> [EXERCISE REQUIREMENTS]
Lines containing the string "paracaidista" are to be counted; report only how many there are.

> [TASK DATA]
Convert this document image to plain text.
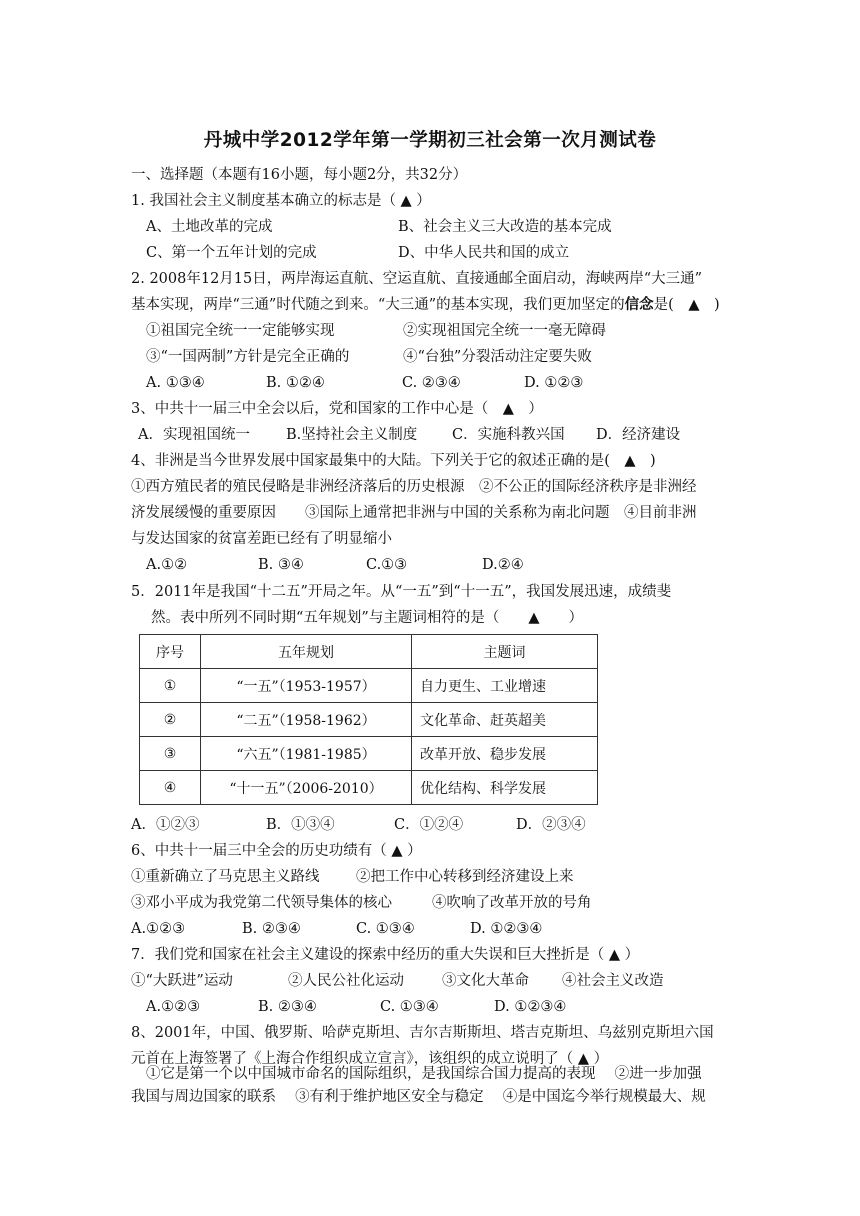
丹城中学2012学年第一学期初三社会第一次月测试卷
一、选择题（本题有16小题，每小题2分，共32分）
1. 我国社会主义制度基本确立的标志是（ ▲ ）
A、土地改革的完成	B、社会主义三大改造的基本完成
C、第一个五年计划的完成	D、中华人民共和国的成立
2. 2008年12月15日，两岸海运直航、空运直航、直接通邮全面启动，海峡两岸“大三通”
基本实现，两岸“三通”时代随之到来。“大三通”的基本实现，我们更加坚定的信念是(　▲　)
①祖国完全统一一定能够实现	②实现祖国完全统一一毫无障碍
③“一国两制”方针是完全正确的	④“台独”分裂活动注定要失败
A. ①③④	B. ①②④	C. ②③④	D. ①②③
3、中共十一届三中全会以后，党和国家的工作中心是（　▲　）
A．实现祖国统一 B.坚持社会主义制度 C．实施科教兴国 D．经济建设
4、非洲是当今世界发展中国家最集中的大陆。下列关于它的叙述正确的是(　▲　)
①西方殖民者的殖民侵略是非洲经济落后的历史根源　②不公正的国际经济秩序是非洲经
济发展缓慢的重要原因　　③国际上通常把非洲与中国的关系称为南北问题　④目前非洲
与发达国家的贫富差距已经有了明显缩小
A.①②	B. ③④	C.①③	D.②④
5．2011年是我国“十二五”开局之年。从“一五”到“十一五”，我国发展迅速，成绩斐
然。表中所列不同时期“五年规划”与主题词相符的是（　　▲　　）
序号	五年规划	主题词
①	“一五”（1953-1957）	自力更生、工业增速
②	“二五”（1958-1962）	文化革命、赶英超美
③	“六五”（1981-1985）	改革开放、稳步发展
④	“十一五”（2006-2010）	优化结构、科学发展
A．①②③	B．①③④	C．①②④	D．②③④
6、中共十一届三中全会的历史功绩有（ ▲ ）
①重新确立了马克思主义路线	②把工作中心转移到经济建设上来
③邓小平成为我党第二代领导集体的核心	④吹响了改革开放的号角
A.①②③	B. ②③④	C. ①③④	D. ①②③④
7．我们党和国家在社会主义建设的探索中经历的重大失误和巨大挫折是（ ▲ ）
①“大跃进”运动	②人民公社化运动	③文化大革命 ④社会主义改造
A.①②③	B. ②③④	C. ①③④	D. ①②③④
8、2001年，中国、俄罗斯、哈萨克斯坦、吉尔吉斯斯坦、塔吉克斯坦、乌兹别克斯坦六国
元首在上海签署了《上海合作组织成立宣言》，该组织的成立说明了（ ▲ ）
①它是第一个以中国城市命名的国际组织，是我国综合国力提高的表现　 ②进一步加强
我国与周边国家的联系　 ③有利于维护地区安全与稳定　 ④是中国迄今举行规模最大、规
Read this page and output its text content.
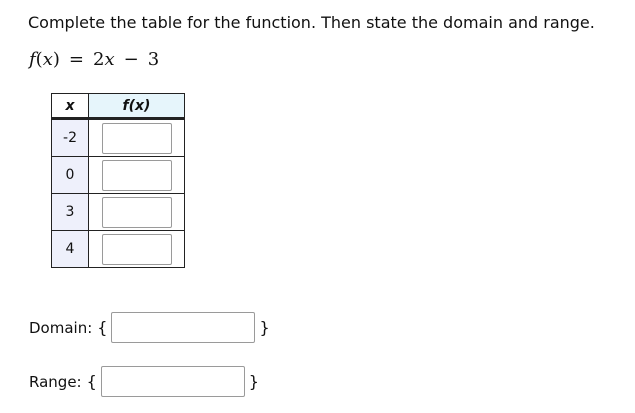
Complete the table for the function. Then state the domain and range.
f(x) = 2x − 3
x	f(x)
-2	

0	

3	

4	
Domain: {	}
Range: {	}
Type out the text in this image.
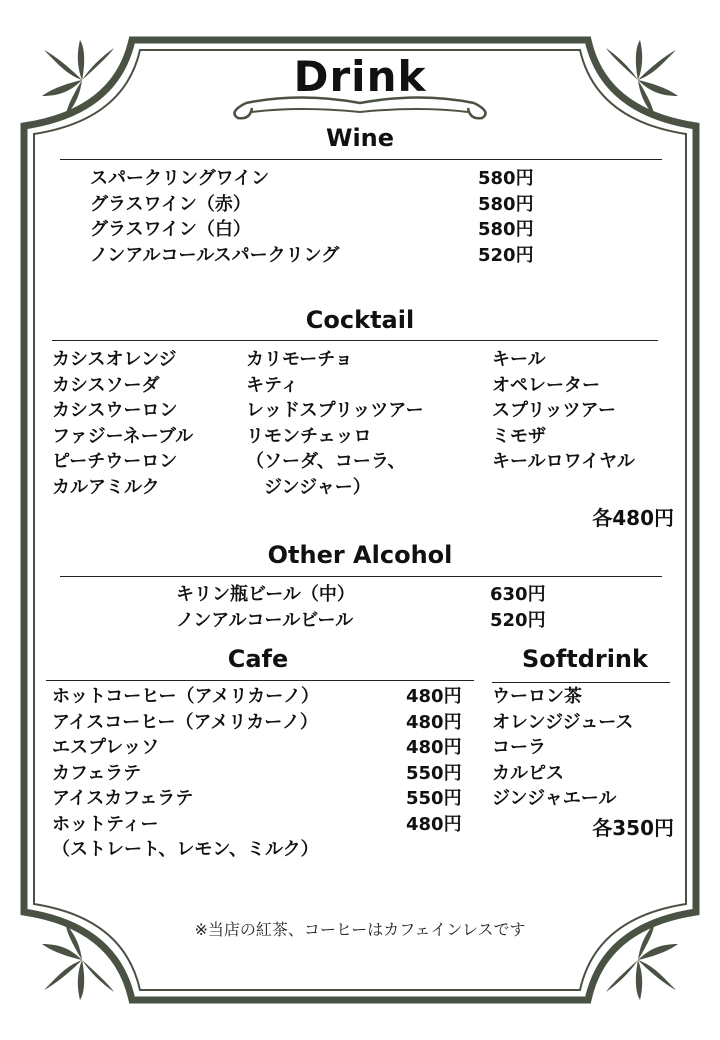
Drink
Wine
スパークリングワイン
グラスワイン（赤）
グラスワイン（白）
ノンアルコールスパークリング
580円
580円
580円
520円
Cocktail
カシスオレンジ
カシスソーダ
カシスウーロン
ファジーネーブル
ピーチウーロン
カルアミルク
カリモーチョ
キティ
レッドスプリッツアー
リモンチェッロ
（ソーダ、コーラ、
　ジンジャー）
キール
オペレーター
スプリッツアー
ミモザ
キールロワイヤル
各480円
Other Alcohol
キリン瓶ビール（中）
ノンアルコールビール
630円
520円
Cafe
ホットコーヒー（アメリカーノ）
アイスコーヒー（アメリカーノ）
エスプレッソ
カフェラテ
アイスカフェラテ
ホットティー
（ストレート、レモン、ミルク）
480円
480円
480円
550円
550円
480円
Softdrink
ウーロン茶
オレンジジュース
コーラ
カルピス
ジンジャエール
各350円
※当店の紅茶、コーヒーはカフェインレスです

* * *

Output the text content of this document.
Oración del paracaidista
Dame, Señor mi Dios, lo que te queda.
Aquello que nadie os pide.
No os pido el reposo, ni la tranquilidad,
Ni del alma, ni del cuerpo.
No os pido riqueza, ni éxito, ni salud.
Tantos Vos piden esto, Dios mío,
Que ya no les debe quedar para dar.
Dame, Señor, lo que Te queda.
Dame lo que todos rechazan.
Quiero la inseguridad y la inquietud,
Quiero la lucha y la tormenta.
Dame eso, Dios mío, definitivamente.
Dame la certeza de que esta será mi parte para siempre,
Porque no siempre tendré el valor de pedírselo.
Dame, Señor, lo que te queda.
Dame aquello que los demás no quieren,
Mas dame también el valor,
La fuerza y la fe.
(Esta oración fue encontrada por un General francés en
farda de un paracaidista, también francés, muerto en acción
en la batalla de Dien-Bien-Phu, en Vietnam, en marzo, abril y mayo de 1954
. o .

> [RESPONSE TO THE EXERCISE]
2